§ OBJECTIVE
Records follow. Copy every line with "time".

§ TASK INPUT
►

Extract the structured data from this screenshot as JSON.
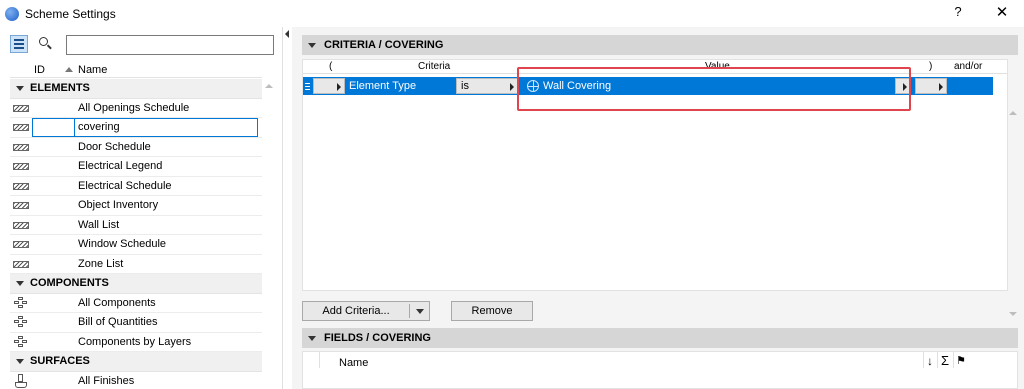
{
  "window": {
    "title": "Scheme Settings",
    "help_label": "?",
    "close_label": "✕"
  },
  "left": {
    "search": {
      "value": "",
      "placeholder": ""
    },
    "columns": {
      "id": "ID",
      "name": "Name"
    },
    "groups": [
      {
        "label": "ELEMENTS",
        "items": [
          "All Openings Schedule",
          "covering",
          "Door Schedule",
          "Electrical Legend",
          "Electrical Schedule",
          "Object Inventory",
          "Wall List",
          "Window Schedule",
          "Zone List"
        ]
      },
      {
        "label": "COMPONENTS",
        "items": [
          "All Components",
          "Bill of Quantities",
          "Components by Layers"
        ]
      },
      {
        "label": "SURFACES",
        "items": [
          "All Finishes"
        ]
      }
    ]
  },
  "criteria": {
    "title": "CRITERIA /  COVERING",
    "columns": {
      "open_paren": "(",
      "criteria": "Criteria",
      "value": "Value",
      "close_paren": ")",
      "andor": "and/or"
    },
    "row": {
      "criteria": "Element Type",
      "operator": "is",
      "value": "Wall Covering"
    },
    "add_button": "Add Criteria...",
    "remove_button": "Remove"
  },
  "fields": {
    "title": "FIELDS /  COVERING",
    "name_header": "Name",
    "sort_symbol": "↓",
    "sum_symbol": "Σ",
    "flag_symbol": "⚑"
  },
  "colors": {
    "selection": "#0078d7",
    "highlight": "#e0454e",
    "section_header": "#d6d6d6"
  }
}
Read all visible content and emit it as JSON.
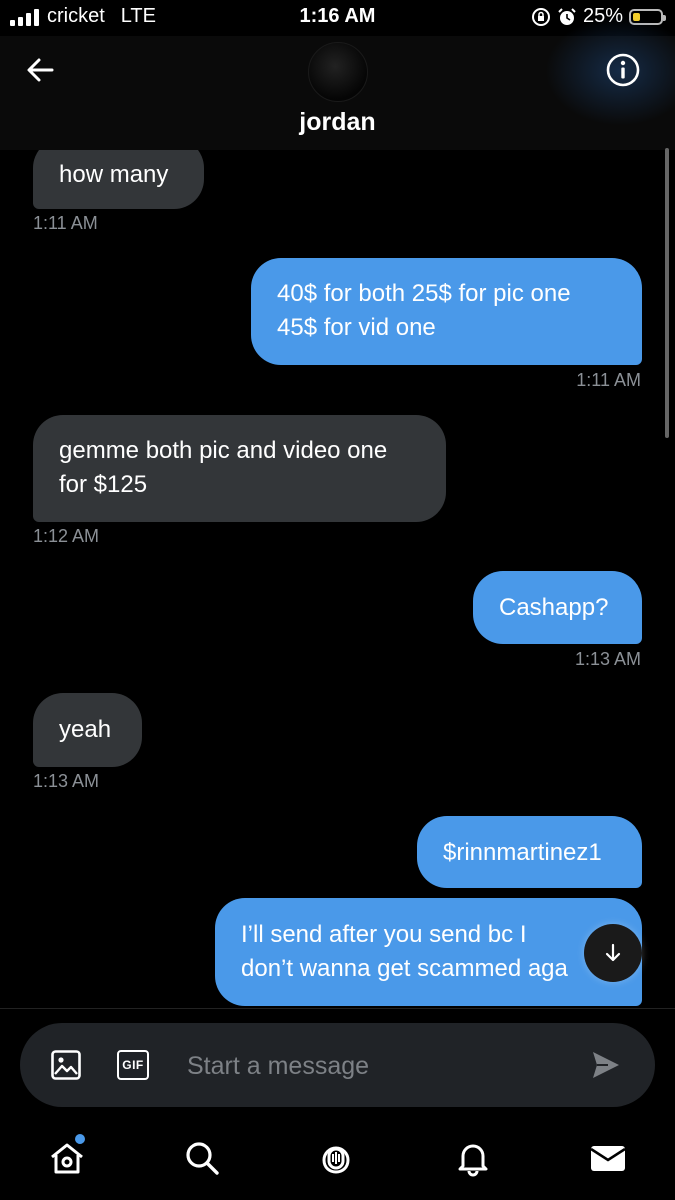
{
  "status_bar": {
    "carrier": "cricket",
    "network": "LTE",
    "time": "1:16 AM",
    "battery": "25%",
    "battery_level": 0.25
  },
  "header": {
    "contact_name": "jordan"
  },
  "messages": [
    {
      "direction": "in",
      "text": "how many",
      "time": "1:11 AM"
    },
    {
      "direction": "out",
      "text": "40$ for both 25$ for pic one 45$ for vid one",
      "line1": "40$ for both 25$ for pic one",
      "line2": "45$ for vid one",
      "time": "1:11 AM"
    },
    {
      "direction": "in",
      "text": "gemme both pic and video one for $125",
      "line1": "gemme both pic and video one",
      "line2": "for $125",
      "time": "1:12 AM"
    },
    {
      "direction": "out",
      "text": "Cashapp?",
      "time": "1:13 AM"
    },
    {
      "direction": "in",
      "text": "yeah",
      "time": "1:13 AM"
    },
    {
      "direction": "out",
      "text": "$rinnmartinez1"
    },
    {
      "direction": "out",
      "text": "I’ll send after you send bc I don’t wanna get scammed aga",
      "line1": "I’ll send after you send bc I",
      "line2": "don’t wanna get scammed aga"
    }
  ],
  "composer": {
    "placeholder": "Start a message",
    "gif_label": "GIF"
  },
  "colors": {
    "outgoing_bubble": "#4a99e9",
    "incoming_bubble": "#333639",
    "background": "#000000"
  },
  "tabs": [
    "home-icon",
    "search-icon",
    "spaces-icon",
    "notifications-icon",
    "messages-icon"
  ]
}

◄
►

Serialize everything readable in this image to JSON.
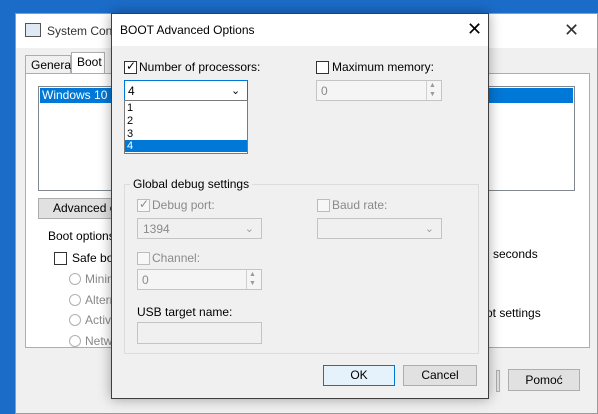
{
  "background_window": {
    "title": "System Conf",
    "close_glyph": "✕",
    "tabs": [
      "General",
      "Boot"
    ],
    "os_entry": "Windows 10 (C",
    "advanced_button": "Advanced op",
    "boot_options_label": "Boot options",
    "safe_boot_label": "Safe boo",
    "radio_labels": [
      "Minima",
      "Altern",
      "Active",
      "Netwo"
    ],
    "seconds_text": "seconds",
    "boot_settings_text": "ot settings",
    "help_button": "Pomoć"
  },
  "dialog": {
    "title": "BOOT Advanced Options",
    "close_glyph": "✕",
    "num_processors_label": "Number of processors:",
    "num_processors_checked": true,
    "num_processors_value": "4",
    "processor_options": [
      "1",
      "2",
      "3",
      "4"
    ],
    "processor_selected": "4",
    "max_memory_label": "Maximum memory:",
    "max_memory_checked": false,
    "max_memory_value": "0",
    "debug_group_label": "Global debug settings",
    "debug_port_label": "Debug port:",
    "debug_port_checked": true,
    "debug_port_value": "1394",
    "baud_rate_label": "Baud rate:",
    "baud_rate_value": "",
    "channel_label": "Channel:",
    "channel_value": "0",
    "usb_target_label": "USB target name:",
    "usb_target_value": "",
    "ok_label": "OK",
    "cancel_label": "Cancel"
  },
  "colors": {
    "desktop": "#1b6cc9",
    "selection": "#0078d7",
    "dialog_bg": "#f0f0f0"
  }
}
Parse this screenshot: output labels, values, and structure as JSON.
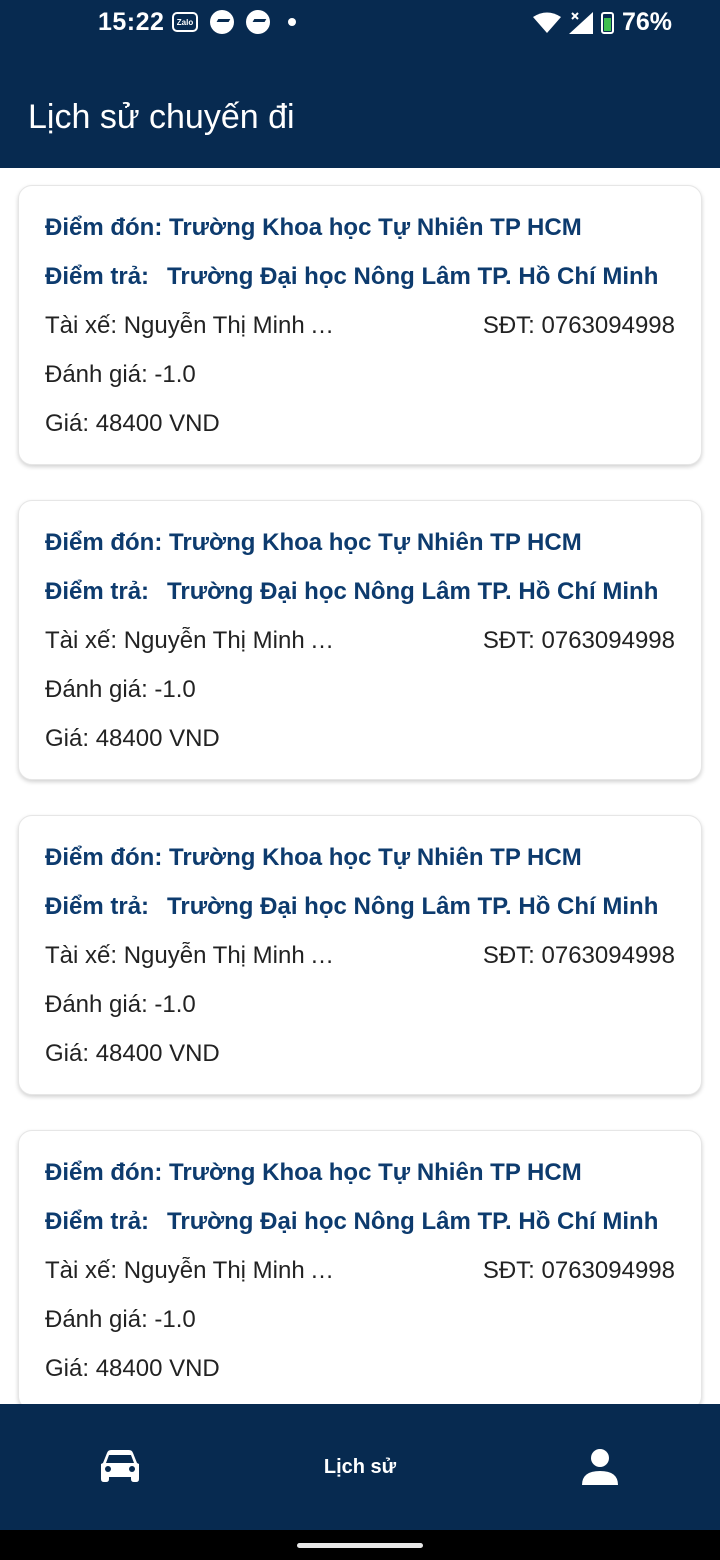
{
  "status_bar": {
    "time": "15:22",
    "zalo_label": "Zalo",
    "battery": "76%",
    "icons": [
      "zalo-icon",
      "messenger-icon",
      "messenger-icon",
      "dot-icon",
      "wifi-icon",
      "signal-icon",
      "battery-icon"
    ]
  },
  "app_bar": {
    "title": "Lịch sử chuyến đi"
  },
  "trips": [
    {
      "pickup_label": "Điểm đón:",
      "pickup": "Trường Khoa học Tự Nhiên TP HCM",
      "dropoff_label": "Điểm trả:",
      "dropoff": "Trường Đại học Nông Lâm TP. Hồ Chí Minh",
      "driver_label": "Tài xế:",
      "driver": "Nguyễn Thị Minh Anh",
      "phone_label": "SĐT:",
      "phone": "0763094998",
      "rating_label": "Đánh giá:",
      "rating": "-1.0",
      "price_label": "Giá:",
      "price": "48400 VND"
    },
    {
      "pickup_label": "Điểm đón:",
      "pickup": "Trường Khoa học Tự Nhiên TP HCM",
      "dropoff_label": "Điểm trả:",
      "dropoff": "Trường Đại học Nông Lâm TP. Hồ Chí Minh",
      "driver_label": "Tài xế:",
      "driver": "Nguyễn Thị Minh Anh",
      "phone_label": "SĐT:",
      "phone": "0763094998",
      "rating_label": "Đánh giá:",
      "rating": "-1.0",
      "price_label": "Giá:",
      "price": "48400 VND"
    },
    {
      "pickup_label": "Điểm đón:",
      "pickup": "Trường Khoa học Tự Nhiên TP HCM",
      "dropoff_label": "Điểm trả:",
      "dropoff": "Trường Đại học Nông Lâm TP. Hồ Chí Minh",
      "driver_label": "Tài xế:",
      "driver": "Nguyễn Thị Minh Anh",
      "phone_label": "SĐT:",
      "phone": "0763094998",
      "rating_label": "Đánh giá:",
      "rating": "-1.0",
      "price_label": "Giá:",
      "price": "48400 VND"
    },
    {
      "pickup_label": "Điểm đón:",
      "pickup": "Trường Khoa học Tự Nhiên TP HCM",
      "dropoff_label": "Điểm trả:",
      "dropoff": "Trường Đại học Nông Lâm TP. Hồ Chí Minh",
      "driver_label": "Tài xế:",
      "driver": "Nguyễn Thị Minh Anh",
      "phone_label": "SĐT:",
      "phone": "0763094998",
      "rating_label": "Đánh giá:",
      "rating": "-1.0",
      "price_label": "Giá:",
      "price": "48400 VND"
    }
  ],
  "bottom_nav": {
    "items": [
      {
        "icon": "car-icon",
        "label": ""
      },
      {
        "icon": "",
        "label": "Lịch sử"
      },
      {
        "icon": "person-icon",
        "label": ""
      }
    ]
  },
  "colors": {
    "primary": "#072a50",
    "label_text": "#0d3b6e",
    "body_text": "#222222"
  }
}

◄

§ SOLUTION FOR THIS EXERCISE
    "time": "1:16 AM",
      "time": "1:11 AM"
      "time": "1:11 AM"
      "time": "1:12 AM"
      "time": "1:13 AM"
      "time": "1:13 AM"
    "time": "15:22",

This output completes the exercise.